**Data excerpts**
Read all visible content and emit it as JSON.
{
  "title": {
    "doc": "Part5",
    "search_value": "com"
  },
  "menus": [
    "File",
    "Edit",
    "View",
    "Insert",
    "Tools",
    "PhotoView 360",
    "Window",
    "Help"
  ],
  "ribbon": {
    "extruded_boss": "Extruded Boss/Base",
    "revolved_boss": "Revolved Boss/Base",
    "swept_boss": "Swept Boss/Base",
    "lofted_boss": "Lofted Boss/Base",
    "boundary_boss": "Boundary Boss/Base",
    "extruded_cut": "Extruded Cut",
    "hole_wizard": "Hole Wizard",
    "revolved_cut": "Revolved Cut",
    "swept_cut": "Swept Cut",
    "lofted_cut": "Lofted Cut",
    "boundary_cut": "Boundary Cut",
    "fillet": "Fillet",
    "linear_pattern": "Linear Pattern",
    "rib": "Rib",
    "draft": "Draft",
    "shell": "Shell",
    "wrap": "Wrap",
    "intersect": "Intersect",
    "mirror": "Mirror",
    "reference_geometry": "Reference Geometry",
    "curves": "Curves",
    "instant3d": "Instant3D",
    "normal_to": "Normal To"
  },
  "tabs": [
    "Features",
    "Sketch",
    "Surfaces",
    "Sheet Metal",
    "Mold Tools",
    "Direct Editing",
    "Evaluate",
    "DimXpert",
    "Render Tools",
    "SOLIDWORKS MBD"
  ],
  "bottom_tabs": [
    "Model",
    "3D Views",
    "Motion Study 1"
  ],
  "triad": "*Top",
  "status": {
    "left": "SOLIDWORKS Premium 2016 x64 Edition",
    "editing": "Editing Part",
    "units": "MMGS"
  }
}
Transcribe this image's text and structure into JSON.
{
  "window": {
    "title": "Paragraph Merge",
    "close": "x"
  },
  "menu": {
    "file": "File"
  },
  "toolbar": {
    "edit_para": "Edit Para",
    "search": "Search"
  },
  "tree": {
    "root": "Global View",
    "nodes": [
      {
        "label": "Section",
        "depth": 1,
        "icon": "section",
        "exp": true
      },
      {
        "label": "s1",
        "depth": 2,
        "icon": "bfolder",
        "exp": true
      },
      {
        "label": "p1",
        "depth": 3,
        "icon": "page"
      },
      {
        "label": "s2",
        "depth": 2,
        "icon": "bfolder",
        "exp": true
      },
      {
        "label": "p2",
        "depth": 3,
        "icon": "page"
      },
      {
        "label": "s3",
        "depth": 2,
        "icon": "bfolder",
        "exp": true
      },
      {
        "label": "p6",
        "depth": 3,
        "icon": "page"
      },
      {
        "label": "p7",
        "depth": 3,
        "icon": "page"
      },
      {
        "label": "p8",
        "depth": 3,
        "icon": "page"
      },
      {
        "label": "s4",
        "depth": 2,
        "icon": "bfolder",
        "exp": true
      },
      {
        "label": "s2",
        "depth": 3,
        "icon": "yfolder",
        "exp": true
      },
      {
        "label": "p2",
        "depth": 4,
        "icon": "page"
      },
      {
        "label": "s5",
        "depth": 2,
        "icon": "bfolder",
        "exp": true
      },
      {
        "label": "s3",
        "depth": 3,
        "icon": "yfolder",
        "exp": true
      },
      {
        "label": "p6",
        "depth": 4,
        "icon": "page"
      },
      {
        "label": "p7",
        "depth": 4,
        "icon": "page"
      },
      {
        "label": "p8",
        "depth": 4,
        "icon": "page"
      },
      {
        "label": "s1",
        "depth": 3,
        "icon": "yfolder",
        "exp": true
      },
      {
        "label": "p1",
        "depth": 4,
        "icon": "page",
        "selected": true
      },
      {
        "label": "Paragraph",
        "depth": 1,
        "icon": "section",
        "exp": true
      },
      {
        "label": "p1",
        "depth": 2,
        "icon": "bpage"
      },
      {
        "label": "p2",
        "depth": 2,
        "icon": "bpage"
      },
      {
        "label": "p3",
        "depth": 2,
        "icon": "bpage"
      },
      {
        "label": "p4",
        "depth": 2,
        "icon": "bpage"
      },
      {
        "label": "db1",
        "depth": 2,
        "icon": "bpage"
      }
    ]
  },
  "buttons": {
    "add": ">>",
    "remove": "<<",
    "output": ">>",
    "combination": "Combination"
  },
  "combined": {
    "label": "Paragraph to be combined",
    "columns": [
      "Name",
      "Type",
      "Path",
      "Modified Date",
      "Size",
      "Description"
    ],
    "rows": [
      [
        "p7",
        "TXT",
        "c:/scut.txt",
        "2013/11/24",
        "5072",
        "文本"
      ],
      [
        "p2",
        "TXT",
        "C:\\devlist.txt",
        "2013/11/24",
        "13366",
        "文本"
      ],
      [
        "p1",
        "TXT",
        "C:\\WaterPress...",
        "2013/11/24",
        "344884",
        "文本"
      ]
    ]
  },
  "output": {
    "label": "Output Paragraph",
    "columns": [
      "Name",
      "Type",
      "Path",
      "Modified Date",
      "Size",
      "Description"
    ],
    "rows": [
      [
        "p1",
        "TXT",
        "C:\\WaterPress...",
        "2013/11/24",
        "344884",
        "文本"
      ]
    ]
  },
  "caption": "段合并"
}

**Challenge**
Above are some records; repeat all of them exactly.

**Complete answer**
Read all visible content and emit it as JSON.
{
  "title": {
    "doc": "Part5",
    "search_value": "com"
  },
  "menus": [
    "File",
    "Edit",
    "View",
    "Insert",
    "Tools",
    "PhotoView 360",
    "Window",
    "Help"
  ],
  "ribbon": {
    "extruded_boss": "Extruded Boss/Base",
    "revolved_boss": "Revolved Boss/Base",
    "swept_boss": "Swept Boss/Base",
    "lofted_boss": "Lofted Boss/Base",
    "boundary_boss": "Boundary Boss/Base",
    "extruded_cut": "Extruded Cut",
    "hole_wizard": "Hole Wizard",
    "revolved_cut": "Revolved Cut",
    "swept_cut": "Swept Cut",
    "lofted_cut": "Lofted Cut",
    "boundary_cut": "Boundary Cut",
    "fillet": "Fillet",
    "linear_pattern": "Linear Pattern",
    "rib": "Rib",
    "draft": "Draft",
    "shell": "Shell",
    "wrap": "Wrap",
    "intersect": "Intersect",
    "mirror": "Mirror",
    "reference_geometry": "Reference Geometry",
    "curves": "Curves",
    "instant3d": "Instant3D",
    "normal_to": "Normal To"
  },
  "tabs": [
    "Features",
    "Sketch",
    "Surfaces",
    "Sheet Metal",
    "Mold Tools",
    "Direct Editing",
    "Evaluate",
    "DimXpert",
    "Render Tools",
    "SOLIDWORKS MBD"
  ],
  "bottom_tabs": [
    "Model",
    "3D Views",
    "Motion Study 1"
  ],
  "triad": "*Top",
  "status": {
    "left": "SOLIDWORKS Premium 2016 x64 Edition",
    "editing": "Editing Part",
    "units": "MMGS"
  }
}
Transcribe this image's text and structure into JSON.
{
  "window": {
    "title": "Paragraph Merge",
    "close": "x"
  },
  "menu": {
    "file": "File"
  },
  "toolbar": {
    "edit_para": "Edit Para",
    "search": "Search"
  },
  "tree": {
    "root": "Global View",
    "nodes": [
      {
        "label": "Section",
        "depth": 1,
        "icon": "section",
        "exp": true
      },
      {
        "label": "s1",
        "depth": 2,
        "icon": "bfolder",
        "exp": true
      },
      {
        "label": "p1",
        "depth": 3,
        "icon": "page"
      },
      {
        "label": "s2",
        "depth": 2,
        "icon": "bfolder",
        "exp": true
      },
      {
        "label": "p2",
        "depth": 3,
        "icon": "page"
      },
      {
        "label": "s3",
        "depth": 2,
        "icon": "bfolder",
        "exp": true
      },
      {
        "label": "p6",
        "depth": 3,
        "icon": "page"
      },
      {
        "label": "p7",
        "depth": 3,
        "icon": "page"
      },
      {
        "label": "p8",
        "depth": 3,
        "icon": "page"
      },
      {
        "label": "s4",
        "depth": 2,
        "icon": "bfolder",
        "exp": true
      },
      {
        "label": "s2",
        "depth": 3,
        "icon": "yfolder",
        "exp": true
      },
      {
        "label": "p2",
        "depth": 4,
        "icon": "page"
      },
      {
        "label": "s5",
        "depth": 2,
        "icon": "bfolder",
        "exp": true
      },
      {
        "label": "s3",
        "depth": 3,
        "icon": "yfolder",
        "exp": true
      },
      {
        "label": "p6",
        "depth": 4,
        "icon": "page"
      },
      {
        "label": "p7",
        "depth": 4,
        "icon": "page"
      },
      {
        "label": "p8",
        "depth": 4,
        "icon": "page"
      },
      {
        "label": "s1",
        "depth": 3,
        "icon": "yfolder",
        "exp": true
      },
      {
        "label": "p1",
        "depth": 4,
        "icon": "page",
        "selected": true
      },
      {
        "label": "Paragraph",
        "depth": 1,
        "icon": "section",
        "exp": true
      },
      {
        "label": "p1",
        "depth": 2,
        "icon": "bpage"
      },
      {
        "label": "p2",
        "depth": 2,
        "icon": "bpage"
      },
      {
        "label": "p3",
        "depth": 2,
        "icon": "bpage"
      },
      {
        "label": "p4",
        "depth": 2,
        "icon": "bpage"
      },
      {
        "label": "db1",
        "depth": 2,
        "icon": "bpage"
      }
    ]
  },
  "buttons": {
    "add": ">>",
    "remove": "<<",
    "output": ">>",
    "combination": "Combination"
  },
  "combined": {
    "label": "Paragraph to be combined",
    "columns": [
      "Name",
      "Type",
      "Path",
      "Modified Date",
      "Size",
      "Description"
    ],
    "rows": [
      [
        "p7",
        "TXT",
        "c:/scut.txt",
        "2013/11/24",
        "5072",
        "文本"
      ],
      [
        "p2",
        "TXT",
        "C:\\devlist.txt",
        "2013/11/24",
        "13366",
        "文本"
      ],
      [
        "p1",
        "TXT",
        "C:\\WaterPress...",
        "2013/11/24",
        "344884",
        "文本"
      ]
    ]
  },
  "output": {
    "label": "Output Paragraph",
    "columns": [
      "Name",
      "Type",
      "Path",
      "Modified Date",
      "Size",
      "Description"
    ],
    "rows": [
      [
        "p1",
        "TXT",
        "C:\\WaterPress...",
        "2013/11/24",
        "344884",
        "文本"
      ]
    ]
  },
  "caption": "段合并"
}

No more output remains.